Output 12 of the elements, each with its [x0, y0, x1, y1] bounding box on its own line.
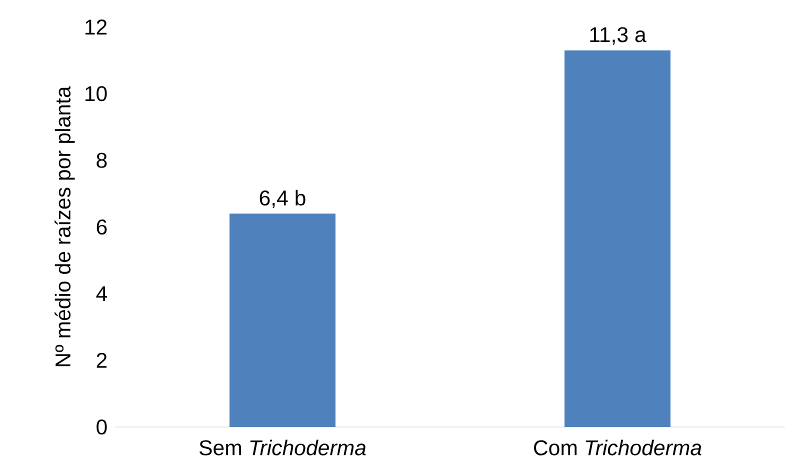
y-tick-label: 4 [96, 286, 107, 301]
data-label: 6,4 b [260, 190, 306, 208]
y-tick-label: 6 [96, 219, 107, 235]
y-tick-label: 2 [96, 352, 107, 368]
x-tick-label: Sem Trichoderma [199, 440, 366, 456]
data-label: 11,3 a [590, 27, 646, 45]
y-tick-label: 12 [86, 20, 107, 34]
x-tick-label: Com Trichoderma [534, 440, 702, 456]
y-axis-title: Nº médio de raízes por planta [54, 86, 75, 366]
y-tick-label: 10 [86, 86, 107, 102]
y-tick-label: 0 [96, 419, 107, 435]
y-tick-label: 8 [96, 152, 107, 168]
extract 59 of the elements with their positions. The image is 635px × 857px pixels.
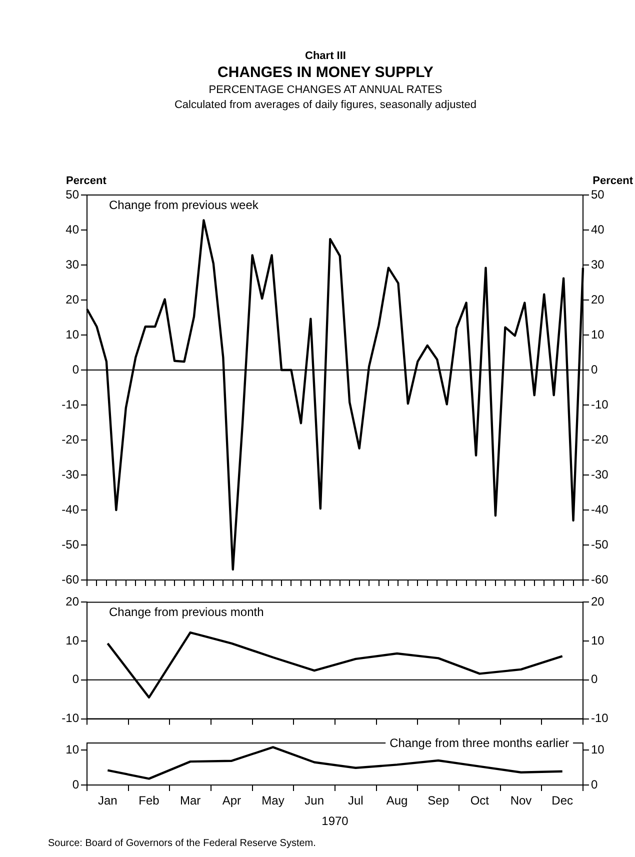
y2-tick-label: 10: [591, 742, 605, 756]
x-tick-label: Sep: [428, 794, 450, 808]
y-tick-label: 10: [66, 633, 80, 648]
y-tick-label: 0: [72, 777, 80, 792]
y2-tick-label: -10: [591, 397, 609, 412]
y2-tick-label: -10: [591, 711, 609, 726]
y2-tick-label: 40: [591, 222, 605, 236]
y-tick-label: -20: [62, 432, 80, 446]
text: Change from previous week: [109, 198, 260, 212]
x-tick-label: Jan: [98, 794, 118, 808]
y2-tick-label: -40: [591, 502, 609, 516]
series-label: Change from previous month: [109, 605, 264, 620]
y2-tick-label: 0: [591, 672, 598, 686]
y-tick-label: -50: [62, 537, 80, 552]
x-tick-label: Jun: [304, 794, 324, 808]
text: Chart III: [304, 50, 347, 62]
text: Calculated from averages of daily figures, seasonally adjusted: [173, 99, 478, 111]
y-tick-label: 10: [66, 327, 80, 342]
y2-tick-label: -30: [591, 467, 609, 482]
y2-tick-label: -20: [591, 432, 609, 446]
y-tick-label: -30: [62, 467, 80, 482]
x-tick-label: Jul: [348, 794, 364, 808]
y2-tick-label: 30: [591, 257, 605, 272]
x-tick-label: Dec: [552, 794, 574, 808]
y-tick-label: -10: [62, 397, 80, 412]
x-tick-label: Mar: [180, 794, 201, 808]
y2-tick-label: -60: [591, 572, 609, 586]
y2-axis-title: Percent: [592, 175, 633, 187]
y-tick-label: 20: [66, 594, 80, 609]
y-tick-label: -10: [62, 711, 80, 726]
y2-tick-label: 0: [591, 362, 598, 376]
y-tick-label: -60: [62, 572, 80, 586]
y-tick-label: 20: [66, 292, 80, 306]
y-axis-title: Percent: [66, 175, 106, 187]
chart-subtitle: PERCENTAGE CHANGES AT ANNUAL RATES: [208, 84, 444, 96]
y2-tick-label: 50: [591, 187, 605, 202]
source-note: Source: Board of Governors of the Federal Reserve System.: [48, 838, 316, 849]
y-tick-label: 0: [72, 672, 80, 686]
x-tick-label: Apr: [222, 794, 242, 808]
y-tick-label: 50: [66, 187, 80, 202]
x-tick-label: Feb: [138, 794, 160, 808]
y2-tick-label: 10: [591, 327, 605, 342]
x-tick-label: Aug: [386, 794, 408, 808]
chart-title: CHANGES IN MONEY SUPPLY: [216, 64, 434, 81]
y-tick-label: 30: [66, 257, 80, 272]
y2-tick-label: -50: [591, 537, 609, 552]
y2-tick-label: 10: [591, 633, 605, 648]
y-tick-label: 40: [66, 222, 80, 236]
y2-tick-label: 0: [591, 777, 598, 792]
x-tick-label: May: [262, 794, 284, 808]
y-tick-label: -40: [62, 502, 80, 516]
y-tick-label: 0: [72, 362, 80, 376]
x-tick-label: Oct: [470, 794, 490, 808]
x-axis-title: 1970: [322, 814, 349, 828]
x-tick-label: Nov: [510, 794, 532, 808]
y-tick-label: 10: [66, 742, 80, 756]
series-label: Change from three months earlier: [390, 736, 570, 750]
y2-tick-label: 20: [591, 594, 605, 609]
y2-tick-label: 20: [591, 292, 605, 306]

======

* [REQUEST] Can you write out all of the data above again, replacing each "y-tick-label" with "left-tick-label", changing nothing else, and omitting the pictures?

* [RESPONSE TO THE EXERCISE]
Output 12 of the elements, each with its [x0, y0, x1, y1] bounding box on its own line.
left-tick-label: 4 [96, 286, 107, 301]
data-label: 6,4 b [260, 190, 306, 208]
left-tick-label: 6 [96, 219, 107, 235]
left-tick-label: 2 [96, 352, 107, 368]
x-tick-label: Sem Trichoderma [199, 440, 366, 456]
data-label: 11,3 a [590, 27, 646, 45]
left-tick-label: 12 [86, 20, 107, 34]
x-tick-label: Com Trichoderma [534, 440, 702, 456]
y-axis-title: Nº médio de raízes por planta [54, 86, 75, 366]
left-tick-label: 10 [86, 86, 107, 102]
left-tick-label: 0 [96, 419, 107, 435]
left-tick-label: 8 [96, 152, 107, 168]
extract 59 of the elements with their positions. The image is 635px × 857px pixels.
y2-tick-label: 10: [591, 742, 605, 756]
x-tick-label: Sep: [428, 794, 450, 808]
left-tick-label: 10: [66, 633, 80, 648]
left-tick-label: 0: [72, 777, 80, 792]
y2-tick-label: -10: [591, 397, 609, 412]
y2-tick-label: -10: [591, 711, 609, 726]
y2-tick-label: 40: [591, 222, 605, 236]
left-tick-label: -20: [62, 432, 80, 446]
text: Change from previous week: [109, 198, 260, 212]
x-tick-label: Jan: [98, 794, 118, 808]
y2-tick-label: -40: [591, 502, 609, 516]
series-label: Change from previous month: [109, 605, 264, 620]
y2-tick-label: 0: [591, 672, 598, 686]
left-tick-label: -50: [62, 537, 80, 552]
x-tick-label: Jun: [304, 794, 324, 808]
text: Chart III: [304, 50, 347, 62]
text: Calculated from averages of daily figures, seasonally adjusted: [173, 99, 478, 111]
left-tick-label: 10: [66, 327, 80, 342]
y2-tick-label: -30: [591, 467, 609, 482]
y2-tick-label: -20: [591, 432, 609, 446]
left-tick-label: -30: [62, 467, 80, 482]
x-tick-label: Jul: [348, 794, 364, 808]
y2-tick-label: 30: [591, 257, 605, 272]
x-tick-label: Dec: [552, 794, 574, 808]
left-tick-label: -10: [62, 397, 80, 412]
x-tick-label: Mar: [180, 794, 201, 808]
y2-tick-label: -60: [591, 572, 609, 586]
y2-axis-title: Percent: [592, 175, 633, 187]
left-tick-label: 20: [66, 594, 80, 609]
left-tick-label: -10: [62, 711, 80, 726]
y2-tick-label: 0: [591, 362, 598, 376]
left-tick-label: -60: [62, 572, 80, 586]
left-tick-label: 20: [66, 292, 80, 306]
y-axis-title: Percent: [66, 175, 106, 187]
chart-subtitle: PERCENTAGE CHANGES AT ANNUAL RATES: [208, 84, 444, 96]
y2-tick-label: 50: [591, 187, 605, 202]
source-note: Source: Board of Governors of the Federal Reserve System.: [48, 838, 316, 849]
left-tick-label: 0: [72, 672, 80, 686]
x-tick-label: Apr: [222, 794, 242, 808]
left-tick-label: 50: [66, 187, 80, 202]
x-tick-label: Feb: [138, 794, 160, 808]
y2-tick-label: 10: [591, 327, 605, 342]
x-tick-label: Aug: [386, 794, 408, 808]
chart-title: CHANGES IN MONEY SUPPLY: [216, 64, 434, 81]
left-tick-label: 30: [66, 257, 80, 272]
y2-tick-label: -50: [591, 537, 609, 552]
y2-tick-label: 10: [591, 633, 605, 648]
left-tick-label: 40: [66, 222, 80, 236]
y2-tick-label: 0: [591, 777, 598, 792]
x-tick-label: May: [262, 794, 284, 808]
left-tick-label: -40: [62, 502, 80, 516]
left-tick-label: 0: [72, 362, 80, 376]
x-tick-label: Oct: [470, 794, 490, 808]
x-axis-title: 1970: [322, 814, 349, 828]
x-tick-label: Nov: [510, 794, 532, 808]
left-tick-label: 10: [66, 742, 80, 756]
series-label: Change from three months earlier: [390, 736, 570, 750]
y2-tick-label: 20: [591, 594, 605, 609]
y2-tick-label: 20: [591, 292, 605, 306]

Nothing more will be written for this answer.